:: Your task ::
Reproduce every line of the listing as written, apart from the pictures.

:: Task data ::
=======

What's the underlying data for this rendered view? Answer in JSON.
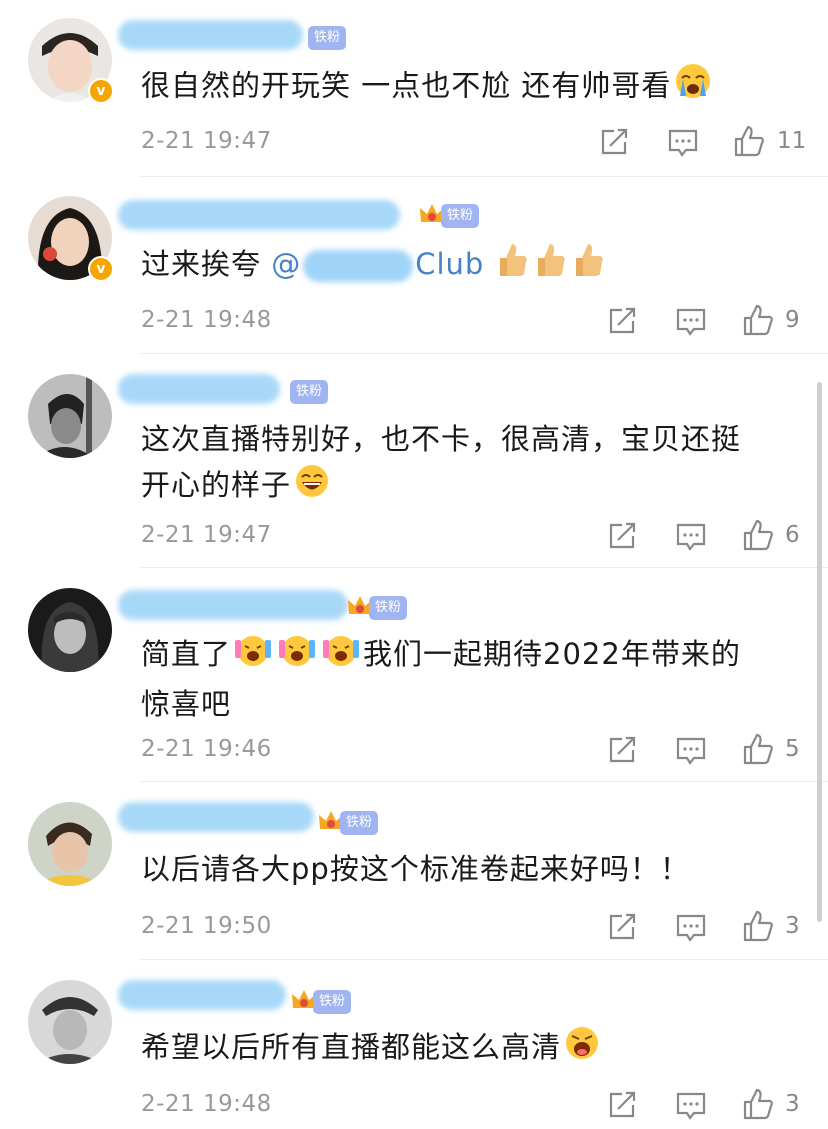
{
  "comments": [
    {
      "name_hidden": true,
      "fan_badge": "铁粉",
      "text": "很自然的开玩笑 一点也不尬 还有帅哥看",
      "time": "2-21 19:47",
      "likes": "11",
      "verified": true,
      "emoji_after": "crying-emoji"
    },
    {
      "fan_badge": "铁粉",
      "text_prefix": "过来挨夸 ",
      "mention_prefix": "@",
      "mention_suffix": "Club",
      "time": "2-21 19:48",
      "likes": "9",
      "verified": true,
      "emoji_after": "thumbs-up-emoji ×3"
    },
    {
      "fan_badge": "铁粉",
      "text_line1": "这次直播特别好，也不卡，很高清，宝贝还挺",
      "text_line2": "开心的样子",
      "time": "2-21 19:47",
      "likes": "6"
    },
    {
      "fan_badge": "铁粉",
      "text_prefix": "简直了",
      "text_suffix": "我们一起期待2022年带来的",
      "text_line2": "惊喜吧",
      "time": "2-21 19:46",
      "likes": "5"
    },
    {
      "fan_badge": "铁粉",
      "text": "以后请各大pp按这个标准卷起来好吗！！",
      "time": "2-21 19:50",
      "likes": "3"
    },
    {
      "fan_badge": "铁粉",
      "text": "希望以后所有直播都能这么高清",
      "time": "2-21 19:48",
      "likes": "3"
    }
  ],
  "colors": {
    "badge": "#9fb4f0",
    "verified": "#f7a600",
    "mention": "#4682c4",
    "name_blur": "#9fd4f8"
  },
  "icons": [
    "share-icon",
    "comment-icon",
    "like-icon",
    "crown-icon",
    "verified-icon"
  ]
}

=======

:: Result below ::
What's the underlying data for this rendered view? Answer in JSON.
{
  "comments": [
    {
      "name_hidden": true,
      "fan_badge": "铁粉",
      "text": "很自然的开玩笑 一点也不尬 还有帅哥看",
      "time": "2-21 19:47",
      "likes": "11",
      "verified": true,
      "emoji_after": "crying-emoji"
    },
    {
      "fan_badge": "铁粉",
      "text_prefix": "过来挨夸 ",
      "mention_prefix": "@",
      "mention_suffix": "Club",
      "time": "2-21 19:48",
      "likes": "9",
      "verified": true,
      "emoji_after": "thumbs-up-emoji ×3"
    },
    {
      "fan_badge": "铁粉",
      "text_line1": "这次直播特别好，也不卡，很高清，宝贝还挺",
      "text_line2": "开心的样子",
      "time": "2-21 19:47",
      "likes": "6"
    },
    {
      "fan_badge": "铁粉",
      "text_prefix": "简直了",
      "text_suffix": "我们一起期待2022年带来的",
      "text_line2": "惊喜吧",
      "time": "2-21 19:46",
      "likes": "5"
    },
    {
      "fan_badge": "铁粉",
      "text": "以后请各大pp按这个标准卷起来好吗！！",
      "time": "2-21 19:50",
      "likes": "3"
    },
    {
      "fan_badge": "铁粉",
      "text": "希望以后所有直播都能这么高清",
      "time": "2-21 19:48",
      "likes": "3"
    }
  ],
  "colors": {
    "badge": "#9fb4f0",
    "verified": "#f7a600",
    "mention": "#4682c4",
    "name_blur": "#9fd4f8"
  },
  "icons": [
    "share-icon",
    "comment-icon",
    "like-icon",
    "crown-icon",
    "verified-icon"
  ]
}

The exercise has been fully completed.